▶ [What you have to do] Scan the lines below for the word "siete". Copy each line you find it in.

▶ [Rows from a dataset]
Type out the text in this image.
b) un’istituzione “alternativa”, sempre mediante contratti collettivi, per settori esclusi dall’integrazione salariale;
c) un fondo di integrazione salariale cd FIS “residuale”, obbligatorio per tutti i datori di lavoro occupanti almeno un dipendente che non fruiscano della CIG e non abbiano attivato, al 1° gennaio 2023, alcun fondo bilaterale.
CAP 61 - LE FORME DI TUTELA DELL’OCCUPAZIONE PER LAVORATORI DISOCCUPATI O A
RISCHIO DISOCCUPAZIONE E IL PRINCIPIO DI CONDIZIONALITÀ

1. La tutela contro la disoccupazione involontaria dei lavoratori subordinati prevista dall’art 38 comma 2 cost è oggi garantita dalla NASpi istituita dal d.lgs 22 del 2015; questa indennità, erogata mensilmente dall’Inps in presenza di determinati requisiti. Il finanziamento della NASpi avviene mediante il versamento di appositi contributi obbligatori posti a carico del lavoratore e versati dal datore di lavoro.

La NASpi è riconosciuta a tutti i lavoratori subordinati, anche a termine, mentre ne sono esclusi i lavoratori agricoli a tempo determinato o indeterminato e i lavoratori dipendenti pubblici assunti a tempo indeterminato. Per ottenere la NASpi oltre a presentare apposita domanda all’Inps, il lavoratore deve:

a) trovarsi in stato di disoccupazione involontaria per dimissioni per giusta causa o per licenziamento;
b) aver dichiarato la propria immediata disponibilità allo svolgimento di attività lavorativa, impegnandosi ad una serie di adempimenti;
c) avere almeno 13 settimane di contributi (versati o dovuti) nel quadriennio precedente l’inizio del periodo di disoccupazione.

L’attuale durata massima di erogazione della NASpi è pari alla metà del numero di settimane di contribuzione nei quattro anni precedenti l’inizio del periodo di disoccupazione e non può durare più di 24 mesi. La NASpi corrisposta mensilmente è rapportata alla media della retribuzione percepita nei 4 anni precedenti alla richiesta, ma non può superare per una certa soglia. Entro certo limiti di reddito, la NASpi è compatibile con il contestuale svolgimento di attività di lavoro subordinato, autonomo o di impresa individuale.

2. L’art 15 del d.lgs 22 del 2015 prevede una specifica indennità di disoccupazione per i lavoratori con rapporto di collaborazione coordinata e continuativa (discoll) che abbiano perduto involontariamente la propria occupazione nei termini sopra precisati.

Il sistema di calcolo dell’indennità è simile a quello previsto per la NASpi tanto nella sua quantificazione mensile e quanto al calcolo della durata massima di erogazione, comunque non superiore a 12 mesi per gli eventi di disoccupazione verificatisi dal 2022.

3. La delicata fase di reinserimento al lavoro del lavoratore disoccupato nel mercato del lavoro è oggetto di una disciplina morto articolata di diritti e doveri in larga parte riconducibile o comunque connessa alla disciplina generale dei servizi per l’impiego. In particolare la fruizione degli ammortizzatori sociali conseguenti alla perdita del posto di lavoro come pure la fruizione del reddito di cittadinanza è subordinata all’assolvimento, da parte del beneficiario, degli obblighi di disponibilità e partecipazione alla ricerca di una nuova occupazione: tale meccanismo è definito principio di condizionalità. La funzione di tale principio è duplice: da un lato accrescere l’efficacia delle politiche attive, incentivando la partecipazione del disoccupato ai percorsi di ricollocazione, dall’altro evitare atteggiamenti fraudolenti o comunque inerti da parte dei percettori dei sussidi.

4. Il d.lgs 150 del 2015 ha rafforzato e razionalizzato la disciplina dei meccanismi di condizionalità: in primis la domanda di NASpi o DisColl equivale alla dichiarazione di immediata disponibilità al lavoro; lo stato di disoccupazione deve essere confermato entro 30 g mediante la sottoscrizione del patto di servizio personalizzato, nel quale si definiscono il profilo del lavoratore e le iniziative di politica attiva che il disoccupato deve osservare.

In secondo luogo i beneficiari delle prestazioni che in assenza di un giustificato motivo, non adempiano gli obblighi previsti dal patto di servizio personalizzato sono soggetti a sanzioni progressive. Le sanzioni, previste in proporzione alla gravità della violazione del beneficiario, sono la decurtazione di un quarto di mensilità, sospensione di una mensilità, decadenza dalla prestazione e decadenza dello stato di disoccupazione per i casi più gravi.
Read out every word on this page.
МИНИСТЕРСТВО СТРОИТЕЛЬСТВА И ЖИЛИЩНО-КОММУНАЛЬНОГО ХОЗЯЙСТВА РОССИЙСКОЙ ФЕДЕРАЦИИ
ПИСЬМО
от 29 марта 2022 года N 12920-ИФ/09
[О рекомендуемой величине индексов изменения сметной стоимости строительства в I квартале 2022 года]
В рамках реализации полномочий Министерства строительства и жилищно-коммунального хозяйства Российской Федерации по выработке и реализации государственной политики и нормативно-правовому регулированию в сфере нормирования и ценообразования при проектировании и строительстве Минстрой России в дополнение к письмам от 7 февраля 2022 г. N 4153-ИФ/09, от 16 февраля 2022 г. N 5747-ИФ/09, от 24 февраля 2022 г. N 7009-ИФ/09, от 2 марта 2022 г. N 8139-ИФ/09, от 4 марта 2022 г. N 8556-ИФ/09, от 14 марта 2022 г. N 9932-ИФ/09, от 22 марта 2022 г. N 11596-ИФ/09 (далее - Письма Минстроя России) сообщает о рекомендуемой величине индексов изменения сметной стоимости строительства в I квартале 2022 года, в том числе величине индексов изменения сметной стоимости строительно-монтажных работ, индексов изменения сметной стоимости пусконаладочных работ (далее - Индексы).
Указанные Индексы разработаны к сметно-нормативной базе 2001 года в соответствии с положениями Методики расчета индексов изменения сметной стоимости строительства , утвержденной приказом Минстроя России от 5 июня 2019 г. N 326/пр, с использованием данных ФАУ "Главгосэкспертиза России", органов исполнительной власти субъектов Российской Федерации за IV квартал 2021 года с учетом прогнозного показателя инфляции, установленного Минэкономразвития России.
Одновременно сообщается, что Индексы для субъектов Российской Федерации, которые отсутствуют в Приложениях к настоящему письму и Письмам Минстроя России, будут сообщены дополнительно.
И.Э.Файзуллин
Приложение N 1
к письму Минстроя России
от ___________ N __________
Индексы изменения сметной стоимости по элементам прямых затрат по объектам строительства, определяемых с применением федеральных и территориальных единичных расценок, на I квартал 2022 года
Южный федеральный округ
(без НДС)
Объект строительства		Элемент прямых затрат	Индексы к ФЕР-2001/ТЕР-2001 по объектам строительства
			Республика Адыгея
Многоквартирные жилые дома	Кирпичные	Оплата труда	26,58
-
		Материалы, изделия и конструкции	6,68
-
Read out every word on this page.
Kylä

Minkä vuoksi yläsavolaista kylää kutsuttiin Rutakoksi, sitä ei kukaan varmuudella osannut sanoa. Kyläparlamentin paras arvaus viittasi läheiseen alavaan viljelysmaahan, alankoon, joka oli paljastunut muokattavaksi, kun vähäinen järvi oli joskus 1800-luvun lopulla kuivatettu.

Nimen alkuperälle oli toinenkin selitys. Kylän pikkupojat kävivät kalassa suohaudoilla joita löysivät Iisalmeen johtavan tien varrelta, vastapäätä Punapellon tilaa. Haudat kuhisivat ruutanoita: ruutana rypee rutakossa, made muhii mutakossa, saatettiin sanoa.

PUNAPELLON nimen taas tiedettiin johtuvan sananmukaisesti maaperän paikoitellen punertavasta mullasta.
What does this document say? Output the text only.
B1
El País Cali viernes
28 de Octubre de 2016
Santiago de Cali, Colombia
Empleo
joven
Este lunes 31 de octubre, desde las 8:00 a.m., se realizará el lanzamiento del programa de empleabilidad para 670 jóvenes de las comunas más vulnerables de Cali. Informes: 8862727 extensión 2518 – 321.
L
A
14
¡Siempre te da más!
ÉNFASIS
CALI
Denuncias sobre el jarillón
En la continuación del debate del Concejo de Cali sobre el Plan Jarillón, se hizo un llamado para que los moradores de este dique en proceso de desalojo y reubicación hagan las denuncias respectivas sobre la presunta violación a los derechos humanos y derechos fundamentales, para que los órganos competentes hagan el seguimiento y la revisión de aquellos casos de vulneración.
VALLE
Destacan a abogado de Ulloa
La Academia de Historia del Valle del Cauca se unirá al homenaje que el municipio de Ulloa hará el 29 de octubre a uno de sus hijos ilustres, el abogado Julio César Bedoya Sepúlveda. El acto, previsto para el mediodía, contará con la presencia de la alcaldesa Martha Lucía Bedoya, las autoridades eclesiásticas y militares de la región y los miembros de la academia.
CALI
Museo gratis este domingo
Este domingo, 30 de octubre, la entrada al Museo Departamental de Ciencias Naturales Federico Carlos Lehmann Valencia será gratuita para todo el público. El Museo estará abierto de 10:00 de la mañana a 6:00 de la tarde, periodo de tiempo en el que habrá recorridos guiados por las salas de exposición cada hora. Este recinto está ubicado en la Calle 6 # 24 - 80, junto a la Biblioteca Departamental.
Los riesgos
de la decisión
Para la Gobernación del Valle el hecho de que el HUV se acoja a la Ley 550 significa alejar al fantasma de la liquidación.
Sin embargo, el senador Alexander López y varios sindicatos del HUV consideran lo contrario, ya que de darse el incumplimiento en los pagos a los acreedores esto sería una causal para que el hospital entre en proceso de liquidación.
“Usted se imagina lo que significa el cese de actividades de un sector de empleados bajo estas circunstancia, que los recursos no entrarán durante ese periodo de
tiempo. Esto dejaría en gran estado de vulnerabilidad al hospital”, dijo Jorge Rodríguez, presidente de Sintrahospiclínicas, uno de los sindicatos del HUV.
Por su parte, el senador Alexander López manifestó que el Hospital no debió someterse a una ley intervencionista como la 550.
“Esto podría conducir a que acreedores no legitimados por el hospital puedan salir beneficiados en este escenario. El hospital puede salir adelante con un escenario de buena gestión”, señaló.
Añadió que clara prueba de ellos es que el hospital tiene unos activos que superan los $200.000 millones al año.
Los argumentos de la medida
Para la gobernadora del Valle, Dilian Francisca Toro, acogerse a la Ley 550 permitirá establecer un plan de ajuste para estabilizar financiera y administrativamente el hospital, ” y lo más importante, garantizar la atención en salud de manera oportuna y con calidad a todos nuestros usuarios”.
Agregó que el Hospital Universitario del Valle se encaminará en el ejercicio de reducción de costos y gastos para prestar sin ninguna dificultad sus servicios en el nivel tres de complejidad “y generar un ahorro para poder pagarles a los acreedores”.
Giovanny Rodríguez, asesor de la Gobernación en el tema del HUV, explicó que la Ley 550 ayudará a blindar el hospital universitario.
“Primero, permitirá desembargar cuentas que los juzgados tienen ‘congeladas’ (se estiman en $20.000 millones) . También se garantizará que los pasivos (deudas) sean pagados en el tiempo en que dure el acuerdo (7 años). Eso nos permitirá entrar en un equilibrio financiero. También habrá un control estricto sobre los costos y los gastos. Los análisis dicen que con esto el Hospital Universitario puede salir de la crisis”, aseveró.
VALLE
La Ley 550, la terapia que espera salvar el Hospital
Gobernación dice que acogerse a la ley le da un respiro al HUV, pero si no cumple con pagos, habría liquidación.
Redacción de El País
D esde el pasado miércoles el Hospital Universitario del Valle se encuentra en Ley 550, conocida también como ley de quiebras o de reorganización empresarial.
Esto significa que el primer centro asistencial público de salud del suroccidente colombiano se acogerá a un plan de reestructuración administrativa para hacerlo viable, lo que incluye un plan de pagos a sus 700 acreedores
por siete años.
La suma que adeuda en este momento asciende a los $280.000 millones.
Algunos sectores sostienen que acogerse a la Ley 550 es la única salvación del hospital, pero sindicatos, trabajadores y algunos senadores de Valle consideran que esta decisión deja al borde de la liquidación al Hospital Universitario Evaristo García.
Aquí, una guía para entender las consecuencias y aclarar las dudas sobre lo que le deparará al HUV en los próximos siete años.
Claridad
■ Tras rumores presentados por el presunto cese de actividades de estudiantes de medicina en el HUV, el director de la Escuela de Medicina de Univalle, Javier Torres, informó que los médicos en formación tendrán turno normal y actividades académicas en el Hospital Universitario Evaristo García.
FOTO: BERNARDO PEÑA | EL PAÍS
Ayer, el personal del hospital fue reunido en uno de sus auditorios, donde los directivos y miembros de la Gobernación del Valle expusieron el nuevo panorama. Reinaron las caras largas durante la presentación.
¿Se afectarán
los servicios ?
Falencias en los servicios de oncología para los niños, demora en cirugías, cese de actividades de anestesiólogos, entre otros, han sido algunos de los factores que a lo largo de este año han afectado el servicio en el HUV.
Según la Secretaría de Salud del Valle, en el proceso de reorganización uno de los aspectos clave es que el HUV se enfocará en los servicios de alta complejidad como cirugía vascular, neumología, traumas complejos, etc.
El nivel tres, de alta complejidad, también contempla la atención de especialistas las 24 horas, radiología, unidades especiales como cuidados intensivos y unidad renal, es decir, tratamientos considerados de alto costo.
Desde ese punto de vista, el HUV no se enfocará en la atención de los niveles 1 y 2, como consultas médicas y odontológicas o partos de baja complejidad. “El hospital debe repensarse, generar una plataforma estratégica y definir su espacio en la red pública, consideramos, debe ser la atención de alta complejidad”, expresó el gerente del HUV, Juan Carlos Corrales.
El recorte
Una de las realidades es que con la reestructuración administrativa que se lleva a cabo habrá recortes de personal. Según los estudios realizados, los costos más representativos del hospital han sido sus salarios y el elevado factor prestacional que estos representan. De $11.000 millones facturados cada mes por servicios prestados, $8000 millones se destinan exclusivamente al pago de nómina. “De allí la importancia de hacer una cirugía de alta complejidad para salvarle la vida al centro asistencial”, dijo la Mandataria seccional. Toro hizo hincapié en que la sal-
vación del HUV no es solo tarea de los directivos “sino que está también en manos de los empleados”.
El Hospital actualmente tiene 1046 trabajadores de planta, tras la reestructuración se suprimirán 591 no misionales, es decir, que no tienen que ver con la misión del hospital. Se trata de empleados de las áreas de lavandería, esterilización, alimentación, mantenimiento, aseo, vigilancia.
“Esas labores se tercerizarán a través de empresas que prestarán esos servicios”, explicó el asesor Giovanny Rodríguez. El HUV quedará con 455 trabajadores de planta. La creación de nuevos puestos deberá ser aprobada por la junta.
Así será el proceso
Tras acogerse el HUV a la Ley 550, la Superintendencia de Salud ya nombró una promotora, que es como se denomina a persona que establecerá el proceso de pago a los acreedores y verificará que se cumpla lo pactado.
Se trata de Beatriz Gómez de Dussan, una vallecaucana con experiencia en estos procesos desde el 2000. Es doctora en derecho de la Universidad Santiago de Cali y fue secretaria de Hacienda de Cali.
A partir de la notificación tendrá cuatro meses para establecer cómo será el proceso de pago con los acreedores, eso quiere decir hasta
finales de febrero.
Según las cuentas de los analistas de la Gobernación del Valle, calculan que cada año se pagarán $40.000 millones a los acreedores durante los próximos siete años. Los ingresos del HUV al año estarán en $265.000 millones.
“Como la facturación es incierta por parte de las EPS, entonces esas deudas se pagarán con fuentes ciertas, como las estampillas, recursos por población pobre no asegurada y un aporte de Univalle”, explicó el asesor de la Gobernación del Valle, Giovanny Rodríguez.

▶ [Task result]
por siete años.
Aquí, una guía para entender las consecuencias y aclarar las dudas sobre lo que le deparará al HUV en los próximos siete años.
Según las cuentas de los analistas de la Gobernación del Valle, calculan que cada año se pagarán $40.000 millones a los acreedores durante los próximos siete años. Los ingresos del HUV al año estarán en $265.000 millones.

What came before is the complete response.